• Stated task:
List each line holding the string "name".

Source records:
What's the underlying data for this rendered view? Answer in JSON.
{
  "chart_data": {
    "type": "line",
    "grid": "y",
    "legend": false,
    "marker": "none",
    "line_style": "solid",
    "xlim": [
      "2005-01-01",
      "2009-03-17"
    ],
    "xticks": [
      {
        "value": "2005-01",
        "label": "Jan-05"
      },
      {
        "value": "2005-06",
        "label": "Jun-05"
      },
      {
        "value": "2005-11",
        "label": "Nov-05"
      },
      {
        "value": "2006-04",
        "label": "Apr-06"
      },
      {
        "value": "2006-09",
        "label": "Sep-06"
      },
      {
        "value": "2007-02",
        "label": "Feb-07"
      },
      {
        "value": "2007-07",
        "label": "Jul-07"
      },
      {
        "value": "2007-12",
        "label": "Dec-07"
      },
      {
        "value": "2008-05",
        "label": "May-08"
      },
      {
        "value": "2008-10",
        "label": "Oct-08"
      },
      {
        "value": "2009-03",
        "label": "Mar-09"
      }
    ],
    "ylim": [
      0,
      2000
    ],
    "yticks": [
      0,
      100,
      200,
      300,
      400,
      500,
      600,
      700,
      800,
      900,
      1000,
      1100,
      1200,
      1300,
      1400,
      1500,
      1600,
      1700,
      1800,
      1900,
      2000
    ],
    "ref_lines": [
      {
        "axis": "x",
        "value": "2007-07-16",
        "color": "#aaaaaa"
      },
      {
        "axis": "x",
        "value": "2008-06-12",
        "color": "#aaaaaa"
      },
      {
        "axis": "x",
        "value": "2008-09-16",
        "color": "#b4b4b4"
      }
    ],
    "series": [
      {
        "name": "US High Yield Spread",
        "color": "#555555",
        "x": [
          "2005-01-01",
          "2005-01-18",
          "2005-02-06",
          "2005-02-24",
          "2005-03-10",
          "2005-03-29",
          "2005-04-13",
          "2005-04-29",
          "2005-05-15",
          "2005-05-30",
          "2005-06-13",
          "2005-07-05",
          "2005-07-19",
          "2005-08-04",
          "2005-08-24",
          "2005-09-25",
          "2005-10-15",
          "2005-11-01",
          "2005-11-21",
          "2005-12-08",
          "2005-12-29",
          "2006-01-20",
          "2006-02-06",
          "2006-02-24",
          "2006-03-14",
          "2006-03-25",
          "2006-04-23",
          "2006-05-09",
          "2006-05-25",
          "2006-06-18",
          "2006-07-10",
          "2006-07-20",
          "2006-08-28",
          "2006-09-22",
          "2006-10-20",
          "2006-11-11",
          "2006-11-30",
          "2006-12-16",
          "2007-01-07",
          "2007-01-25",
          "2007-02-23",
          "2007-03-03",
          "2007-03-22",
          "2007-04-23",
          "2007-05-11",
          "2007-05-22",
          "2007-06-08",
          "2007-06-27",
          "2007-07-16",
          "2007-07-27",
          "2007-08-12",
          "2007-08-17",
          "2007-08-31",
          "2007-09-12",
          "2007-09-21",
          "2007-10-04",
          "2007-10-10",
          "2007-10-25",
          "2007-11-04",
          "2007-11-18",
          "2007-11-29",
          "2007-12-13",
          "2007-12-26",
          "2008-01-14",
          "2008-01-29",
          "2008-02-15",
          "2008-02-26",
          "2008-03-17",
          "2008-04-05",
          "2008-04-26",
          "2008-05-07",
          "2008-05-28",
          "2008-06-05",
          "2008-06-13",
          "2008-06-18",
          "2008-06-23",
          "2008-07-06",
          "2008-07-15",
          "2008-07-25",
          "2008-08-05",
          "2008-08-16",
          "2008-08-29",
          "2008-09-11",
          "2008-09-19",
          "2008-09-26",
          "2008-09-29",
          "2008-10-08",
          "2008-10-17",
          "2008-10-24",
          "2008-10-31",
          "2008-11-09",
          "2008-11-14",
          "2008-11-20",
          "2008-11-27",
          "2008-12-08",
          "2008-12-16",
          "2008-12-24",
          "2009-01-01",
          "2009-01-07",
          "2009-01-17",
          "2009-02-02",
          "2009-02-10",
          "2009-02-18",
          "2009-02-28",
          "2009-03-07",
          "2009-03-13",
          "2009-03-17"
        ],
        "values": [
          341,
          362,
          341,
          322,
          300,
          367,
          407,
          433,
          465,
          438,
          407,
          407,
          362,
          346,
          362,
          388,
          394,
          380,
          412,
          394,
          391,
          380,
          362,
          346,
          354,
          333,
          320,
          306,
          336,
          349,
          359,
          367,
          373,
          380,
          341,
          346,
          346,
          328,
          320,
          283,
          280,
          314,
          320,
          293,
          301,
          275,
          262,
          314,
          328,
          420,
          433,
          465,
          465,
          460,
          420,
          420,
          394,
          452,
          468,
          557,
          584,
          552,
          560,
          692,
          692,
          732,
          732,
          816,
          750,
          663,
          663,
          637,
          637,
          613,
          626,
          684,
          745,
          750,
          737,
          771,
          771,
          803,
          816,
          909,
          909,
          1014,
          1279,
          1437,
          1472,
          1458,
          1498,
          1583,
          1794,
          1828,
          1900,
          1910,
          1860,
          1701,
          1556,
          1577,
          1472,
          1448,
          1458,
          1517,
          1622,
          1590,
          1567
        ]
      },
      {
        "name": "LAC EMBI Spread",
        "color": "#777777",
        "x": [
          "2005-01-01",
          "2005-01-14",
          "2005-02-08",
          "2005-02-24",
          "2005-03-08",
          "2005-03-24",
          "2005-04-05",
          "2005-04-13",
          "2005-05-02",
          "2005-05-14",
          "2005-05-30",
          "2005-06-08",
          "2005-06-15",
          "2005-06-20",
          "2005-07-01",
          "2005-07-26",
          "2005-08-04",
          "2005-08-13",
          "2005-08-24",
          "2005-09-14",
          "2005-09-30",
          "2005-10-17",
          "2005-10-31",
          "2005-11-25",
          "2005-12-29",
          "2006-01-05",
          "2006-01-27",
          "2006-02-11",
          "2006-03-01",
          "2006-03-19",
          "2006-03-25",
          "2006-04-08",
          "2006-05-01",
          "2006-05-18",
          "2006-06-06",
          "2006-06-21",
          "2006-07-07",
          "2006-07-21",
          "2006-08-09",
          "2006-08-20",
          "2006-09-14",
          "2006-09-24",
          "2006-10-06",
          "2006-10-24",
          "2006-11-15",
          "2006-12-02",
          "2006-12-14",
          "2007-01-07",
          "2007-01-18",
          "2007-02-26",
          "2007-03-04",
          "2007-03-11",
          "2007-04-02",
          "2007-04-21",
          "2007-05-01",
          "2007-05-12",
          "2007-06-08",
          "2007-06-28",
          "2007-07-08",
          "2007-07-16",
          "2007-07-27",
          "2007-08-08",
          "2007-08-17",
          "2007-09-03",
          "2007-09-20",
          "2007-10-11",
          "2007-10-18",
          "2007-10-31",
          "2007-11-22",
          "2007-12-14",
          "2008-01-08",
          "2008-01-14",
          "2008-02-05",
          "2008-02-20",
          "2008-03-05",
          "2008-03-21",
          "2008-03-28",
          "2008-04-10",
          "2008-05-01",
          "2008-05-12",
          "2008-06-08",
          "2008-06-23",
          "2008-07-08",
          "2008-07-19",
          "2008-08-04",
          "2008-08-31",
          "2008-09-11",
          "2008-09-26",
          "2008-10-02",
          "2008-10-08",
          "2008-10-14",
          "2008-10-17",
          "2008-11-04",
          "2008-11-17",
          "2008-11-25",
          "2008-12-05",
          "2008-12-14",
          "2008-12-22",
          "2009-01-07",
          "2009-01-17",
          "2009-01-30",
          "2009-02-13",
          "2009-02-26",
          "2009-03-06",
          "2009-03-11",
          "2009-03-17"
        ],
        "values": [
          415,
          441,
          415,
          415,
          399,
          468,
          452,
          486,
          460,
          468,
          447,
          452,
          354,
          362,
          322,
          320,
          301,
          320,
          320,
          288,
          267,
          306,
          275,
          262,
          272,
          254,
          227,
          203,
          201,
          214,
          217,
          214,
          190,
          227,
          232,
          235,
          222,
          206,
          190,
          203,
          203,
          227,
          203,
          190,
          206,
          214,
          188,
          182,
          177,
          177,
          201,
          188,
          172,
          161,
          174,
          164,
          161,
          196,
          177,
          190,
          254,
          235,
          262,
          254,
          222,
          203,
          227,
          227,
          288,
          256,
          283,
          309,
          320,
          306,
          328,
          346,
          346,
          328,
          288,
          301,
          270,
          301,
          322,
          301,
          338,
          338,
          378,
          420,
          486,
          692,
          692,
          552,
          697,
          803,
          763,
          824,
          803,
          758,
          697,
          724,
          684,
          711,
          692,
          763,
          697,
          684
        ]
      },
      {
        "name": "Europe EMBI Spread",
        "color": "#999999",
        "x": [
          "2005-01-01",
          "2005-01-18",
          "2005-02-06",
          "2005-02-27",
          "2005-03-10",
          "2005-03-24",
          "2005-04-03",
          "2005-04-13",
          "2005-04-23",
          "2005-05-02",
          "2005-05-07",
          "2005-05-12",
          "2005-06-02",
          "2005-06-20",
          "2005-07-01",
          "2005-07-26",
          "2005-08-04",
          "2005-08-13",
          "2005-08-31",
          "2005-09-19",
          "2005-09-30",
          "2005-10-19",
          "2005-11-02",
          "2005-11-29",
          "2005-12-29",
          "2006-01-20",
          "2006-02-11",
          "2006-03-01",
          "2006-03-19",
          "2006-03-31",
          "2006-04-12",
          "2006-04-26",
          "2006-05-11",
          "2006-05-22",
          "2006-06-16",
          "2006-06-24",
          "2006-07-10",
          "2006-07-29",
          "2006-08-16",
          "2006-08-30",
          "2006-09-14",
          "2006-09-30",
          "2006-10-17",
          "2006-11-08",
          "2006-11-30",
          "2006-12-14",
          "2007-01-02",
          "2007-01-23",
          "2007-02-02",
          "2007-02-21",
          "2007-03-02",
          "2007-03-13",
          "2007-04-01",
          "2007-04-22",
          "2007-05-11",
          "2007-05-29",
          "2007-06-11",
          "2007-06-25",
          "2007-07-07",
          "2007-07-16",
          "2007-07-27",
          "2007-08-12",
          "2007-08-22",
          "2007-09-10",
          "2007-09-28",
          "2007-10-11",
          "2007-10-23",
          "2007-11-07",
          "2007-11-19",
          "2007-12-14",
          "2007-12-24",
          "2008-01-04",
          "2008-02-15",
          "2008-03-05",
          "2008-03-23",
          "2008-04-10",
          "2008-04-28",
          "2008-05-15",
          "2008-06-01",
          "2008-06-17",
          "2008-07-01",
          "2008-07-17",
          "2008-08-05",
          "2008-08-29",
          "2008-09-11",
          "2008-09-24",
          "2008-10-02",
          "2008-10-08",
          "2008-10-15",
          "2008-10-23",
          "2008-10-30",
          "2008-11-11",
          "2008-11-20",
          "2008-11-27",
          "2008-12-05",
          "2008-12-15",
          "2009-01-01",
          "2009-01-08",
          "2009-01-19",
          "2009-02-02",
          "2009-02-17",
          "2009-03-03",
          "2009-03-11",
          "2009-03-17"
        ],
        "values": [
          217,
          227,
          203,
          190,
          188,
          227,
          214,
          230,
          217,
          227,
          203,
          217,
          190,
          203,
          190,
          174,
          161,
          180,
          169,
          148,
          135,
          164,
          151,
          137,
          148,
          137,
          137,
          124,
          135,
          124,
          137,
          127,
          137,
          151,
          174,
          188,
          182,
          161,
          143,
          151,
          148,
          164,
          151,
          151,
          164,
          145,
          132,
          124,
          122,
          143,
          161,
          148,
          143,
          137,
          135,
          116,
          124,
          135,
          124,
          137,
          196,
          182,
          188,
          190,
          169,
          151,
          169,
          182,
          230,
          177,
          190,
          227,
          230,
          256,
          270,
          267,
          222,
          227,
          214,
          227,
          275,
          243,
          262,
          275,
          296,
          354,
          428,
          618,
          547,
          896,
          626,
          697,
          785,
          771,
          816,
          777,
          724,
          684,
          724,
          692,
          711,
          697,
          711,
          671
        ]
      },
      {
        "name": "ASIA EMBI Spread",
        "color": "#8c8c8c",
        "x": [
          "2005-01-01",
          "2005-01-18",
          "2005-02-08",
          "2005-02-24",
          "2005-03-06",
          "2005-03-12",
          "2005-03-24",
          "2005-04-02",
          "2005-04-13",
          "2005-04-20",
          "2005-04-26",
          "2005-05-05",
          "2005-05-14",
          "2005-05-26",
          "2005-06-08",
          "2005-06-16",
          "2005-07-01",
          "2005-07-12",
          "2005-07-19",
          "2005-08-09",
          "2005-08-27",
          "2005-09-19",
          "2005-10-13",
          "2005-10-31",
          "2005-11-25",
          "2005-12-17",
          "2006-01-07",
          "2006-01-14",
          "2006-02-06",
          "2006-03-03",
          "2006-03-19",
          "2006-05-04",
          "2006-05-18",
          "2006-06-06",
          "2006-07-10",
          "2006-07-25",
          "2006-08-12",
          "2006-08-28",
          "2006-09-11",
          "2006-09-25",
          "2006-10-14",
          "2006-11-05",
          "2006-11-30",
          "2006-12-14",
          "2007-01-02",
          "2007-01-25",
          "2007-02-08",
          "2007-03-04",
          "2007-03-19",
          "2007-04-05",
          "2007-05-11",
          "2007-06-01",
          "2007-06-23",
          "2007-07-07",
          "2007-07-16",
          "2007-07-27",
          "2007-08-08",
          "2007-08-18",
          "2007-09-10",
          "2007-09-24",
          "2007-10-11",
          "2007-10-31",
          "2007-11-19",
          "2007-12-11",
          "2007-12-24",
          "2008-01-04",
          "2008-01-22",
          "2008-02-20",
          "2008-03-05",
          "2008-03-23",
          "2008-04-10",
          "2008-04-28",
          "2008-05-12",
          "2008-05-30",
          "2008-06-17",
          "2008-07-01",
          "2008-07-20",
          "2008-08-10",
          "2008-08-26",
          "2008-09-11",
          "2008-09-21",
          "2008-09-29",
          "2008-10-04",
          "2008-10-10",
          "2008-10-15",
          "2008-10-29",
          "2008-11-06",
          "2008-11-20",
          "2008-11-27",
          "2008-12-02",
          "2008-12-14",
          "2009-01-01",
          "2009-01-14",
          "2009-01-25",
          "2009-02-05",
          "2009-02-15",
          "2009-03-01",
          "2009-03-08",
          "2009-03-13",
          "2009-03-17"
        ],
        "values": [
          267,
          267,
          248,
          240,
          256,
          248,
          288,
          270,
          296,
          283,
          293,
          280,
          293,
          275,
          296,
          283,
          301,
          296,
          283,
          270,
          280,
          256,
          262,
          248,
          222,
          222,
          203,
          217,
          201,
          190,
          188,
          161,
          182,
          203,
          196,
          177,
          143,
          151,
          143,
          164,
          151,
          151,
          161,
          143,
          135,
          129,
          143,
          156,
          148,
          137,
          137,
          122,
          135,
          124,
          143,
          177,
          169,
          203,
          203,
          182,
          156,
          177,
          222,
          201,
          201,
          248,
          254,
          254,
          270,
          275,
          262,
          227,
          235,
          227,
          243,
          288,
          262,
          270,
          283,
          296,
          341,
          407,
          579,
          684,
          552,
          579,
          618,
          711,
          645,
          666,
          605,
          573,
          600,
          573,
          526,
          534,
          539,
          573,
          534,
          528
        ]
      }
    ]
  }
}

• Exercise output:
        "name": "US High Yield Spread",
        "name": "LAC EMBI Spread",
        "name": "Europe EMBI Spread",
        "name": "ASIA EMBI Spread",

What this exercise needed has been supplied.